> Goal:
Copy from the listing, without alteration, every line from the one containing "8, 162, 32]" up to and including the one containing "78, 205, 98]".

> Exercise data:
— start —
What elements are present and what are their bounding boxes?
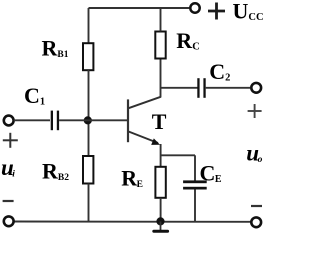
wire RC to rail	[160, 8, 162, 32]
terminal output top	[251, 83, 261, 93]
wire emitter to CE	[161, 154, 195, 156]
transistor T base bar	[127, 99, 129, 142]
wire CE upper vertical	[194, 155, 196, 181]
wire collector vertical	[160, 59, 162, 98]
wire left branch lower	[88, 184, 90, 222]
resistor RB2	[83, 156, 93, 184]
capacitor C2	[197, 78, 205, 98]
wire left branch middle	[88, 70, 90, 157]
resistor RE	[155, 167, 165, 198]
wire CE lower vertical	[194, 190, 196, 222]
minus input	[3, 200, 14, 202]
transistor collector diagonal	[129, 97, 161, 108]
resistor RB1	[83, 43, 93, 70]
wire left branch upper	[88, 8, 90, 44]
ground stub	[160, 221, 162, 230]
plus Ucc	[208, 3, 225, 20]
minus output	[251, 205, 262, 207]
wire emitter vertical	[160, 144, 162, 168]
wire RE to bottom rail	[160, 198, 162, 222]
wire collector to C2	[161, 87, 198, 89]
wire input to C1	[14, 119, 50, 121]
capacitor CE	[183, 180, 207, 189]
terminal input bottom	[4, 216, 14, 226]
wire bottom rail	[14, 221, 251, 223]
terminal output bottom	[251, 217, 261, 227]
terminal input top	[4, 116, 14, 126]
junction node dot at base divider	[84, 116, 92, 124]
plus output	[248, 104, 262, 118]
junction node dot emitter/ground	[156, 217, 164, 225]
svg-text:T: T	[152, 109, 167, 134]
plus input	[3, 133, 18, 148]
resistor RC	[155, 32, 165, 59]
svg-text:ui: ui	[1, 155, 15, 180]
transistor emitter diagonal	[129, 132, 159, 144]
wire C1 to base	[59, 119, 127, 121]
transistor emitter arrowhead	[151, 138, 160, 145]
ground bar	[152, 230, 169, 233]
capacitor C1	[51, 111, 59, 131]
terminal Ucc	[190, 3, 199, 12]
wire C2 to output terminal	[206, 87, 250, 89]
wire top supply rail	[89, 7, 190, 9]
— end —
> Reply to the task:
wire RC to rail	[160, 8, 162, 32]
terminal output top	[251, 83, 261, 93]
wire emitter to CE	[161, 154, 195, 156]
transistor T base bar	[127, 99, 129, 142]
wire CE upper vertical	[194, 155, 196, 181]
wire collector vertical	[160, 59, 162, 98]
wire left branch lower	[88, 184, 90, 222]
resistor RB2	[83, 156, 93, 184]
capacitor C2	[197, 78, 205, 98]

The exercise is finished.